Work out how many lines have "Сведения" in them. Give only that number.

DATASET ROWS
--- START ---
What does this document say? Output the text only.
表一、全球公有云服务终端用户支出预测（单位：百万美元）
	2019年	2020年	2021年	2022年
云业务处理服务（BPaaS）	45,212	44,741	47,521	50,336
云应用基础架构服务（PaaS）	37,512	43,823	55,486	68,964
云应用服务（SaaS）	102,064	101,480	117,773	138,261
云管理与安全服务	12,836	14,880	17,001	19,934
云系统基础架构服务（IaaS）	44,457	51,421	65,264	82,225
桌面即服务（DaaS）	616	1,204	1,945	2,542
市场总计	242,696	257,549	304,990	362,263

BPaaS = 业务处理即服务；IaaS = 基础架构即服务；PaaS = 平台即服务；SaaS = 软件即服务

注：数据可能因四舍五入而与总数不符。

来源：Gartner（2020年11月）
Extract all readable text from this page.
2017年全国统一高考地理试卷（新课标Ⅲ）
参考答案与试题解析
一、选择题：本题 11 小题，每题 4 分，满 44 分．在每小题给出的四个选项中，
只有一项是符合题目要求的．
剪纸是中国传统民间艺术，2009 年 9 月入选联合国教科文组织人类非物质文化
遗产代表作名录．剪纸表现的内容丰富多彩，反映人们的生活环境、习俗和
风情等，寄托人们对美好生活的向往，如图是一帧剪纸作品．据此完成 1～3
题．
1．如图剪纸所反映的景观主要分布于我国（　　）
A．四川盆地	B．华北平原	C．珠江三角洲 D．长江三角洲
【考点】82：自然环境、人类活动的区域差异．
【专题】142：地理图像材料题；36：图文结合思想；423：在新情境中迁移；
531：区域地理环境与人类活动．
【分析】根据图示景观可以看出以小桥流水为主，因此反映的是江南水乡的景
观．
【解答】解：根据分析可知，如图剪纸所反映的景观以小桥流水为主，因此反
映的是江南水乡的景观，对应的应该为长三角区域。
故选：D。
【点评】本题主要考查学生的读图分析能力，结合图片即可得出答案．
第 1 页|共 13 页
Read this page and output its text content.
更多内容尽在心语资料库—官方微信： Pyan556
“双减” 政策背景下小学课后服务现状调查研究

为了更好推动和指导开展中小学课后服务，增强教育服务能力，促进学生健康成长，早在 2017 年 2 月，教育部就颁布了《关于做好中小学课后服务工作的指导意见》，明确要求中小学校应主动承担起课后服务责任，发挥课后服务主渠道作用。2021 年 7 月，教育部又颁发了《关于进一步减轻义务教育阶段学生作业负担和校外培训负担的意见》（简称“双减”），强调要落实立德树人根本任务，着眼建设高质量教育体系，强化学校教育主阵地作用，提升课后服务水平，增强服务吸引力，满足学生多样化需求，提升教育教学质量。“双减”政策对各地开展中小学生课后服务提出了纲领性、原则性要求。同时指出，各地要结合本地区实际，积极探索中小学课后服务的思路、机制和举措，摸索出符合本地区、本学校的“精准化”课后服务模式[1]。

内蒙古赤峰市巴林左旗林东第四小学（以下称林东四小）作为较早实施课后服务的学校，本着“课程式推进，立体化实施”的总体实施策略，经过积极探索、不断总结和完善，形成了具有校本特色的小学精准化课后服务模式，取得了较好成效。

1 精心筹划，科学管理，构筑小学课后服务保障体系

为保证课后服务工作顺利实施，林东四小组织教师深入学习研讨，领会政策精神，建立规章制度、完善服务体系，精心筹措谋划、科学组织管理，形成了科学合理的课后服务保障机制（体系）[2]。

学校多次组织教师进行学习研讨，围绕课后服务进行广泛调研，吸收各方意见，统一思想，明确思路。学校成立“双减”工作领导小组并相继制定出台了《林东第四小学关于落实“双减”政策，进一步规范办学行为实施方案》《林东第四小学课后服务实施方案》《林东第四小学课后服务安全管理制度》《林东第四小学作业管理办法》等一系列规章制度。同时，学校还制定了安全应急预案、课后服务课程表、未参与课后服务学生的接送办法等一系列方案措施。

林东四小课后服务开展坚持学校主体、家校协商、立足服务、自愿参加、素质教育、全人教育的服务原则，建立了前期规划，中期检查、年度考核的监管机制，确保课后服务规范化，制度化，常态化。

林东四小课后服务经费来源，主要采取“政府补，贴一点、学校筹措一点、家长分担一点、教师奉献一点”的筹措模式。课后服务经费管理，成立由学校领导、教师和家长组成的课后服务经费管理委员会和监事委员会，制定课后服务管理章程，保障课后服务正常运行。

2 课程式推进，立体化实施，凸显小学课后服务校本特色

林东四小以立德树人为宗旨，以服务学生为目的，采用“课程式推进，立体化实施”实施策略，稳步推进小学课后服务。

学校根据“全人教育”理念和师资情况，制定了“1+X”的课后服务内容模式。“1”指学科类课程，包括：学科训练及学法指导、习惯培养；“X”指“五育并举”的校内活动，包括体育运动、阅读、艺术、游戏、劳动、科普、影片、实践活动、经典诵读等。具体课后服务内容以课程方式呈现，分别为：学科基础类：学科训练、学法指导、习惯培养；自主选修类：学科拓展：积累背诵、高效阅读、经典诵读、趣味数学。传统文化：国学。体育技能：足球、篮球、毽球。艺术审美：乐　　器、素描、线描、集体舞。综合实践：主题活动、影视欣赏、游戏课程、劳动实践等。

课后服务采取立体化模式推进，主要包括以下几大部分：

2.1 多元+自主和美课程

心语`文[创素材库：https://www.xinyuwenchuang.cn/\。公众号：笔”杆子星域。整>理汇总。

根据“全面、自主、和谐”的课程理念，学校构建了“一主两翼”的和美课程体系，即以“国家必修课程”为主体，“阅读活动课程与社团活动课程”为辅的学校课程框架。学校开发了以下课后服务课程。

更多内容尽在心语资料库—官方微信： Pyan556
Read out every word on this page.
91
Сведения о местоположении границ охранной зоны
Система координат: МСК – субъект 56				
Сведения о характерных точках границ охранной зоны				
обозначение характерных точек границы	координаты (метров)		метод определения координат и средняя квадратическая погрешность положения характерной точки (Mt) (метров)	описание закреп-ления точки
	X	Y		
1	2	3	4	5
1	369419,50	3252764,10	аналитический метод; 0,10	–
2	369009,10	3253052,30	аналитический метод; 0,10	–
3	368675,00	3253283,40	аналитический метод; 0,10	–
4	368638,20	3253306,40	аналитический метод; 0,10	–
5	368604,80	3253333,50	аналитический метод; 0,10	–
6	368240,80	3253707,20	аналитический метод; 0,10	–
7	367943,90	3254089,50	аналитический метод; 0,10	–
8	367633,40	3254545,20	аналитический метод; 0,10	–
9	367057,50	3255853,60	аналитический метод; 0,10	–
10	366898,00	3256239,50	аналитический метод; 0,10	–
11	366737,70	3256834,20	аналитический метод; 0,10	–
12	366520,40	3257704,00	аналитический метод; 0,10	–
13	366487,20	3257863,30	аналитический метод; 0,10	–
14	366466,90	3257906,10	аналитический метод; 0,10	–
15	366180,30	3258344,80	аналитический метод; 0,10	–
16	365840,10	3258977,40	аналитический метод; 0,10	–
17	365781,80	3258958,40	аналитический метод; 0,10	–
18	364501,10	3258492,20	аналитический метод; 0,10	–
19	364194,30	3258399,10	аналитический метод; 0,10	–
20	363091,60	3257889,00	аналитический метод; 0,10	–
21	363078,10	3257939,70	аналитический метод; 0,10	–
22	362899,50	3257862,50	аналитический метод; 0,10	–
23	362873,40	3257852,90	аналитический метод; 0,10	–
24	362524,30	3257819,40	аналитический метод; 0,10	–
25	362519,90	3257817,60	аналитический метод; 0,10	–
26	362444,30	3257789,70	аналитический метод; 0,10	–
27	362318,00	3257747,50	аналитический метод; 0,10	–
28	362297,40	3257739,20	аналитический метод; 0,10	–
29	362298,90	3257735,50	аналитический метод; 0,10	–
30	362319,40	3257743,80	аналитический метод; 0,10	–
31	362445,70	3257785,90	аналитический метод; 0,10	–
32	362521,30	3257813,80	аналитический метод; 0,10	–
--- END ---
RESULT FOR THIS EXERCISE
2